(Stored data)
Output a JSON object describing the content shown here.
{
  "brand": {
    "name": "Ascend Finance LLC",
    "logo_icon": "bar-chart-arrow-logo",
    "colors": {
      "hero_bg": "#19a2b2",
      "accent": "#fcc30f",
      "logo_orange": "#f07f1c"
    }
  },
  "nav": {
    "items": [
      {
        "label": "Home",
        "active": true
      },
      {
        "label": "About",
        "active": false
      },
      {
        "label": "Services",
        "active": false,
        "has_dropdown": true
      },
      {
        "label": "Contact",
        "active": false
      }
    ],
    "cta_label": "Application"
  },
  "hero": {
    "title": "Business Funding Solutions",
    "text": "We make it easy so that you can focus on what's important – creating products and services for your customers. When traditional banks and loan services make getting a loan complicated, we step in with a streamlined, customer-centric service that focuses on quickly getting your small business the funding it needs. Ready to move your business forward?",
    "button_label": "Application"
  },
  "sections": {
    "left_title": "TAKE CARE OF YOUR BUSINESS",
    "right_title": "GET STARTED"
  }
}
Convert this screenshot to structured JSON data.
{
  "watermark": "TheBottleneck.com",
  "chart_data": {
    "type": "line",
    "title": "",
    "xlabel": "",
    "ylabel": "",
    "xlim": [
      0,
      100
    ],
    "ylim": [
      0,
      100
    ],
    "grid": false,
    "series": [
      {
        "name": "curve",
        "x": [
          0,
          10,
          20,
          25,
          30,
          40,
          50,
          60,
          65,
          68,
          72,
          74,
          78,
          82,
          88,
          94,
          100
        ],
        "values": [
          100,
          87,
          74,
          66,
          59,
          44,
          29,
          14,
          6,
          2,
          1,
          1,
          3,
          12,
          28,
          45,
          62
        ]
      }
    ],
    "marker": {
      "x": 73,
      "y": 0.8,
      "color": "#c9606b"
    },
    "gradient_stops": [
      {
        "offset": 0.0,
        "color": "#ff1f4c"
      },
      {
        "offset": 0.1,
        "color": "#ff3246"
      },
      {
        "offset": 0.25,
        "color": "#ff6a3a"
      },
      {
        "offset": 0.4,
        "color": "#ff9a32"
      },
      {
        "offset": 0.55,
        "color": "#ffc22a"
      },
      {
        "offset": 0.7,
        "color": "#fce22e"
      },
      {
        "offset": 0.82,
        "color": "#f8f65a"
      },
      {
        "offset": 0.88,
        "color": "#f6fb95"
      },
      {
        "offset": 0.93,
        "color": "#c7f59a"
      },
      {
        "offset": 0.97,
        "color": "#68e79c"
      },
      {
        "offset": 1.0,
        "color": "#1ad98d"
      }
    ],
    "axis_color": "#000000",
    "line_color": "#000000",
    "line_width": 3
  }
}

# GIVEN INSTRUCTION
Reproduce the data in its entirety, matching each character.

# RESULT OF THE EXERCISE
Output a JSON object describing the content shown here.
{
  "brand": {
    "name": "Ascend Finance LLC",
    "logo_icon": "bar-chart-arrow-logo",
    "colors": {
      "hero_bg": "#19a2b2",
      "accent": "#fcc30f",
      "logo_orange": "#f07f1c"
    }
  },
  "nav": {
    "items": [
      {
        "label": "Home",
        "active": true
      },
      {
        "label": "About",
        "active": false
      },
      {
        "label": "Services",
        "active": false,
        "has_dropdown": true
      },
      {
        "label": "Contact",
        "active": false
      }
    ],
    "cta_label": "Application"
  },
  "hero": {
    "title": "Business Funding Solutions",
    "text": "We make it easy so that you can focus on what's important – creating products and services for your customers. When traditional banks and loan services make getting a loan complicated, we step in with a streamlined, customer-centric service that focuses on quickly getting your small business the funding it needs. Ready to move your business forward?",
    "button_label": "Application"
  },
  "sections": {
    "left_title": "TAKE CARE OF YOUR BUSINESS",
    "right_title": "GET STARTED"
  }
}
Convert this screenshot to structured JSON data.
{
  "watermark": "TheBottleneck.com",
  "chart_data": {
    "type": "line",
    "title": "",
    "xlabel": "",
    "ylabel": "",
    "xlim": [
      0,
      100
    ],
    "ylim": [
      0,
      100
    ],
    "grid": false,
    "series": [
      {
        "name": "curve",
        "x": [
          0,
          10,
          20,
          25,
          30,
          40,
          50,
          60,
          65,
          68,
          72,
          74,
          78,
          82,
          88,
          94,
          100
        ],
        "values": [
          100,
          87,
          74,
          66,
          59,
          44,
          29,
          14,
          6,
          2,
          1,
          1,
          3,
          12,
          28,
          45,
          62
        ]
      }
    ],
    "marker": {
      "x": 73,
      "y": 0.8,
      "color": "#c9606b"
    },
    "gradient_stops": [
      {
        "offset": 0.0,
        "color": "#ff1f4c"
      },
      {
        "offset": 0.1,
        "color": "#ff3246"
      },
      {
        "offset": 0.25,
        "color": "#ff6a3a"
      },
      {
        "offset": 0.4,
        "color": "#ff9a32"
      },
      {
        "offset": 0.55,
        "color": "#ffc22a"
      },
      {
        "offset": 0.7,
        "color": "#fce22e"
      },
      {
        "offset": 0.82,
        "color": "#f8f65a"
      },
      {
        "offset": 0.88,
        "color": "#f6fb95"
      },
      {
        "offset": 0.93,
        "color": "#c7f59a"
      },
      {
        "offset": 0.97,
        "color": "#68e79c"
      },
      {
        "offset": 1.0,
        "color": "#1ad98d"
      }
    ],
    "axis_color": "#000000",
    "line_color": "#000000",
    "line_width": 3
  }
}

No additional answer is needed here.